WHAT YOU WILL DO: Restate, word for word, all of the material shown below.
** Start INFORMATION PROVIDED **
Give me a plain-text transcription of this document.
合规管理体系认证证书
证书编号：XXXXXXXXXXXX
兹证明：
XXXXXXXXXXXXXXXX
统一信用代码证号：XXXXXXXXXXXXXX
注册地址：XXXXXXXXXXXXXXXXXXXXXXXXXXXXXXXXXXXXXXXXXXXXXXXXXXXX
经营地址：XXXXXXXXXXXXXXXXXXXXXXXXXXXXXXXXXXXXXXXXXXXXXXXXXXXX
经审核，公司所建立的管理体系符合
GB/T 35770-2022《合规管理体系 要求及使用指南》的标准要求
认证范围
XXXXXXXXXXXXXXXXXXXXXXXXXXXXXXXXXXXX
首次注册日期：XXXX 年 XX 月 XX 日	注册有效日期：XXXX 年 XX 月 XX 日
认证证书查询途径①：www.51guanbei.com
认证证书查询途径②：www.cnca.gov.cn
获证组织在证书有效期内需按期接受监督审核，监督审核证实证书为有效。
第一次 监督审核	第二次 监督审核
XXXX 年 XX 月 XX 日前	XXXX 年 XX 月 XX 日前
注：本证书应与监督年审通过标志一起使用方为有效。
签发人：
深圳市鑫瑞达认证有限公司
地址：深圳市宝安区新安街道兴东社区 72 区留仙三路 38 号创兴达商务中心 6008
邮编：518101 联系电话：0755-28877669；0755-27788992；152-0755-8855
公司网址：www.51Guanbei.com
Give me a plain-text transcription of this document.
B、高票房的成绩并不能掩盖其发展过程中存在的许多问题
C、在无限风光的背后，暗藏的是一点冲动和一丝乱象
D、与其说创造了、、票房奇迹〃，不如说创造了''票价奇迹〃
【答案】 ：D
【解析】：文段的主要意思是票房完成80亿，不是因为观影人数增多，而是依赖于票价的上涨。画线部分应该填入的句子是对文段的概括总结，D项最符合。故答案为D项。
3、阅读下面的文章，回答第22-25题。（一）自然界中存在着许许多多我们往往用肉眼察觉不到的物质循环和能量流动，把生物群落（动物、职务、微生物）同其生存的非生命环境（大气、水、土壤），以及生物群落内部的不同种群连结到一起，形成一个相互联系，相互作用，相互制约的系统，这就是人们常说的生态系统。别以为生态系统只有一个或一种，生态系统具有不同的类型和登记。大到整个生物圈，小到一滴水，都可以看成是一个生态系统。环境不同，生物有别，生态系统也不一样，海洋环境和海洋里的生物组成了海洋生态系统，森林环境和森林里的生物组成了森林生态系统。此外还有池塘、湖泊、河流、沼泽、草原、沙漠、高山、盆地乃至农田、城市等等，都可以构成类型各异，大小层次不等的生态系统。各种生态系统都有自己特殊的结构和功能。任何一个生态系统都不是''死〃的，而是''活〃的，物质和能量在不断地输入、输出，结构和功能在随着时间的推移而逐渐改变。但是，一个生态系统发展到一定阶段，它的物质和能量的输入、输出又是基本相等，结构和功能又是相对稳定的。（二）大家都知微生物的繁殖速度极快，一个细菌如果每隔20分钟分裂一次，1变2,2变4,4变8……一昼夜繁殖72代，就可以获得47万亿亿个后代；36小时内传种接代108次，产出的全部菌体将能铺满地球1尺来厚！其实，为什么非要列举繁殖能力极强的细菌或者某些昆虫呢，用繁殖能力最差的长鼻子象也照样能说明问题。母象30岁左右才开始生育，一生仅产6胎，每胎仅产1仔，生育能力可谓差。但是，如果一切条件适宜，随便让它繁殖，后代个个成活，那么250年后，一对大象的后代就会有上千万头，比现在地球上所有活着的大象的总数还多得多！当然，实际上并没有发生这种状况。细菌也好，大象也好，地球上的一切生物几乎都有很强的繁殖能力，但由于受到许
** End INFORMATION PROVIDED **
EXERCISE RESPONSE:
Give me a plain-text transcription of this document.
合规管理体系认证证书
证书编号：XXXXXXXXXXXX
兹证明：
XXXXXXXXXXXXXXXX
统一信用代码证号：XXXXXXXXXXXXXX
注册地址：XXXXXXXXXXXXXXXXXXXXXXXXXXXXXXXXXXXXXXXXXXXXXXXXXXXX
经营地址：XXXXXXXXXXXXXXXXXXXXXXXXXXXXXXXXXXXXXXXXXXXXXXXXXXXX
经审核，公司所建立的管理体系符合
GB/T 35770-2022《合规管理体系 要求及使用指南》的标准要求
认证范围
XXXXXXXXXXXXXXXXXXXXXXXXXXXXXXXXXXXX
首次注册日期：XXXX 年 XX 月 XX 日	注册有效日期：XXXX 年 XX 月 XX 日
认证证书查询途径①：www.51guanbei.com
认证证书查询途径②：www.cnca.gov.cn
获证组织在证书有效期内需按期接受监督审核，监督审核证实证书为有效。
第一次 监督审核	第二次 监督审核
XXXX 年 XX 月 XX 日前	XXXX 年 XX 月 XX 日前
注：本证书应与监督年审通过标志一起使用方为有效。
签发人：
深圳市鑫瑞达认证有限公司
地址：深圳市宝安区新安街道兴东社区 72 区留仙三路 38 号创兴达商务中心 6008
邮编：518101 联系电话：0755-28877669；0755-27788992；152-0755-8855
公司网址：www.51Guanbei.com
Give me a plain-text transcription of this document.
B、高票房的成绩并不能掩盖其发展过程中存在的许多问题
C、在无限风光的背后，暗藏的是一点冲动和一丝乱象
D、与其说创造了、、票房奇迹〃，不如说创造了''票价奇迹〃
【答案】 ：D
【解析】：文段的主要意思是票房完成80亿，不是因为观影人数增多，而是依赖于票价的上涨。画线部分应该填入的句子是对文段的概括总结，D项最符合。故答案为D项。
3、阅读下面的文章，回答第22-25题。（一）自然界中存在着许许多多我们往往用肉眼察觉不到的物质循环和能量流动，把生物群落（动物、职务、微生物）同其生存的非生命环境（大气、水、土壤），以及生物群落内部的不同种群连结到一起，形成一个相互联系，相互作用，相互制约的系统，这就是人们常说的生态系统。别以为生态系统只有一个或一种，生态系统具有不同的类型和登记。大到整个生物圈，小到一滴水，都可以看成是一个生态系统。环境不同，生物有别，生态系统也不一样，海洋环境和海洋里的生物组成了海洋生态系统，森林环境和森林里的生物组成了森林生态系统。此外还有池塘、湖泊、河流、沼泽、草原、沙漠、高山、盆地乃至农田、城市等等，都可以构成类型各异，大小层次不等的生态系统。各种生态系统都有自己特殊的结构和功能。任何一个生态系统都不是''死〃的，而是''活〃的，物质和能量在不断地输入、输出，结构和功能在随着时间的推移而逐渐改变。但是，一个生态系统发展到一定阶段，它的物质和能量的输入、输出又是基本相等，结构和功能又是相对稳定的。（二）大家都知微生物的繁殖速度极快，一个细菌如果每隔20分钟分裂一次，1变2,2变4,4变8……一昼夜繁殖72代，就可以获得47万亿亿个后代；36小时内传种接代108次，产出的全部菌体将能铺满地球1尺来厚！其实，为什么非要列举繁殖能力极强的细菌或者某些昆虫呢，用繁殖能力最差的长鼻子象也照样能说明问题。母象30岁左右才开始生育，一生仅产6胎，每胎仅产1仔，生育能力可谓差。但是，如果一切条件适宜，随便让它繁殖，后代个个成活，那么250年后，一对大象的后代就会有上千万头，比现在地球上所有活着的大象的总数还多得多！当然，实际上并没有发生这种状况。细菌也好，大象也好，地球上的一切生物几乎都有很强的繁殖能力，但由于受到许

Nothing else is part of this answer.